◆ WORK REQUIRED
Where a line in the listing below contains the word "世纪科学技术给人类带来的巨大变化", copy that line.

Dataset entries:
⁂

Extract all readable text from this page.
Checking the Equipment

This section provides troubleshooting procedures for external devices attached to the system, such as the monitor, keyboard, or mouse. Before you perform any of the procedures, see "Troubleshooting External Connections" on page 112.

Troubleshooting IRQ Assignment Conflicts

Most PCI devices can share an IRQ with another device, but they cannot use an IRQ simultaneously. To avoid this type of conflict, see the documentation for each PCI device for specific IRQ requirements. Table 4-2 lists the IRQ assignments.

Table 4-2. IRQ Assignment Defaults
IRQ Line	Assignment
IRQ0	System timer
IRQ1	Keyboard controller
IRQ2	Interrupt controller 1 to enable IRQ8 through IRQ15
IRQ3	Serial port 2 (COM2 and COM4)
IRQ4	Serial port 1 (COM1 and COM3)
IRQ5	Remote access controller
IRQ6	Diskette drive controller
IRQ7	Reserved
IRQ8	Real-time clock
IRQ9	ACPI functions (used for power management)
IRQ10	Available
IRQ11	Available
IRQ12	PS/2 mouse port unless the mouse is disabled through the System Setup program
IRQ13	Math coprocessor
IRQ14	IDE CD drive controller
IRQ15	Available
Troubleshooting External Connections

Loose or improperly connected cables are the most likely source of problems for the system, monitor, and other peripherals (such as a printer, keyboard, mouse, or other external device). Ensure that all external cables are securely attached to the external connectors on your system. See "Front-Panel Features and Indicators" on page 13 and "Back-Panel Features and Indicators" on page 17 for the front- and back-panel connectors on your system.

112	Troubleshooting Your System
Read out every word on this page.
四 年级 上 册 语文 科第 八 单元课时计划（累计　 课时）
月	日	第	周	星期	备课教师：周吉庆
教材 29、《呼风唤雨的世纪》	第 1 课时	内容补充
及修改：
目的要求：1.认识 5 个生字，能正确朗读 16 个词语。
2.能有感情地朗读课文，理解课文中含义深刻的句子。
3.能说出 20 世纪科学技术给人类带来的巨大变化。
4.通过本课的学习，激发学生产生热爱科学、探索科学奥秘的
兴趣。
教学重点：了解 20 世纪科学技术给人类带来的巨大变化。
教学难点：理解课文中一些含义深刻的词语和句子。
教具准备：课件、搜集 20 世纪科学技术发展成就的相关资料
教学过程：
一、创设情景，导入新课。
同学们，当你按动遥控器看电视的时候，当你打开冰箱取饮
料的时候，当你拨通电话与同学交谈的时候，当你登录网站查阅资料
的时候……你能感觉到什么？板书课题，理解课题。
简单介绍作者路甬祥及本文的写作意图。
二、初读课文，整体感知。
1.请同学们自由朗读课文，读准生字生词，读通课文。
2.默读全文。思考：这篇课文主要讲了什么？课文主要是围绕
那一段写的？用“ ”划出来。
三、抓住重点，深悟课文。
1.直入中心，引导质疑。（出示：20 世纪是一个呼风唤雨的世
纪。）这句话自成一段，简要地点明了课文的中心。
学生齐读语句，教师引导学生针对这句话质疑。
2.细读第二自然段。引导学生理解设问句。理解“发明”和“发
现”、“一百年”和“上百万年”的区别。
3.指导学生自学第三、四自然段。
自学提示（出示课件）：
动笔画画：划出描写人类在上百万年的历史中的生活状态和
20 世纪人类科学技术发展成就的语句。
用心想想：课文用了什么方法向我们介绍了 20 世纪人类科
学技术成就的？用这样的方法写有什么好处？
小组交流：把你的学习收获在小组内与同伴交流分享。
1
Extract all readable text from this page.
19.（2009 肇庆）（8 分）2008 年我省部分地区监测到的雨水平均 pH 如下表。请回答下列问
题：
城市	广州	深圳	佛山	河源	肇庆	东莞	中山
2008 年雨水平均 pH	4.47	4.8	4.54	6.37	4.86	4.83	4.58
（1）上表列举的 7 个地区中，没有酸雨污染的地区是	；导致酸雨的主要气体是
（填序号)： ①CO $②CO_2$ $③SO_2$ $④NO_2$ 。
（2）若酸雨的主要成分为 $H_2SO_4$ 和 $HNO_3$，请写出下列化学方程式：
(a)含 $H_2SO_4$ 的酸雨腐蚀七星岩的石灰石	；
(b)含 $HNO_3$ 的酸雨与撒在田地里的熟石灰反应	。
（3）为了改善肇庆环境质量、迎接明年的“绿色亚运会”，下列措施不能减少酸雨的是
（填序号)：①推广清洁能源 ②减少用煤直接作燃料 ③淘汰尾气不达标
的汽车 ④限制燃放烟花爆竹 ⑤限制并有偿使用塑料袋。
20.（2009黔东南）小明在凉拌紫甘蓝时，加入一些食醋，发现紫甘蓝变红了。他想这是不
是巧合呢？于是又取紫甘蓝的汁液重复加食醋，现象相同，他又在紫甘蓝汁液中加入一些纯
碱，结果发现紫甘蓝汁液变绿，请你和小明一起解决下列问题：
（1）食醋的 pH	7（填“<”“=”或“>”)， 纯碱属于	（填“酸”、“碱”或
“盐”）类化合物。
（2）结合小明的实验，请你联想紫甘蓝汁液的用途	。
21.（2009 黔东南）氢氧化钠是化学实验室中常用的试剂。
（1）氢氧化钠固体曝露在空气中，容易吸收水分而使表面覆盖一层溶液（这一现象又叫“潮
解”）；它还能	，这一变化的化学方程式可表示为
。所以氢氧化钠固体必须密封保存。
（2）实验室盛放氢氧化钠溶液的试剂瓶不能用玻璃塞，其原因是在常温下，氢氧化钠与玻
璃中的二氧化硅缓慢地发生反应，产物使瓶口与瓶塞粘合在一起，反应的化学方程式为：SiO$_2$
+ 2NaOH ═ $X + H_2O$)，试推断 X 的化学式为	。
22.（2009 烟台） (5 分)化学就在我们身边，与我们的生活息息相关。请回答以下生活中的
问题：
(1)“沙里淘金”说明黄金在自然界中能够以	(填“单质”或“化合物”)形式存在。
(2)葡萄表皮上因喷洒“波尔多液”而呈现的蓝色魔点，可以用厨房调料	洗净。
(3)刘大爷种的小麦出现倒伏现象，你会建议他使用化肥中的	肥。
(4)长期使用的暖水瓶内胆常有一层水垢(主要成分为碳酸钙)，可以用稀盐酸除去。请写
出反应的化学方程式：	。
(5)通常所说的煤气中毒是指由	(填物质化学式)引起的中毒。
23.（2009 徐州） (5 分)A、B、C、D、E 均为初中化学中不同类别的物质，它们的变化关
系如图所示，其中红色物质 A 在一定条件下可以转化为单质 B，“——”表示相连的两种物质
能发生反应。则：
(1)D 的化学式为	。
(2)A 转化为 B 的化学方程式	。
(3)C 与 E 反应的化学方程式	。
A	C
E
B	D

⁂

◆ SOLUTION TO THIS EXERCISE
3.能说出 20 世纪科学技术给人类带来的巨大变化。
教学重点：了解 20 世纪科学技术给人类带来的巨大变化。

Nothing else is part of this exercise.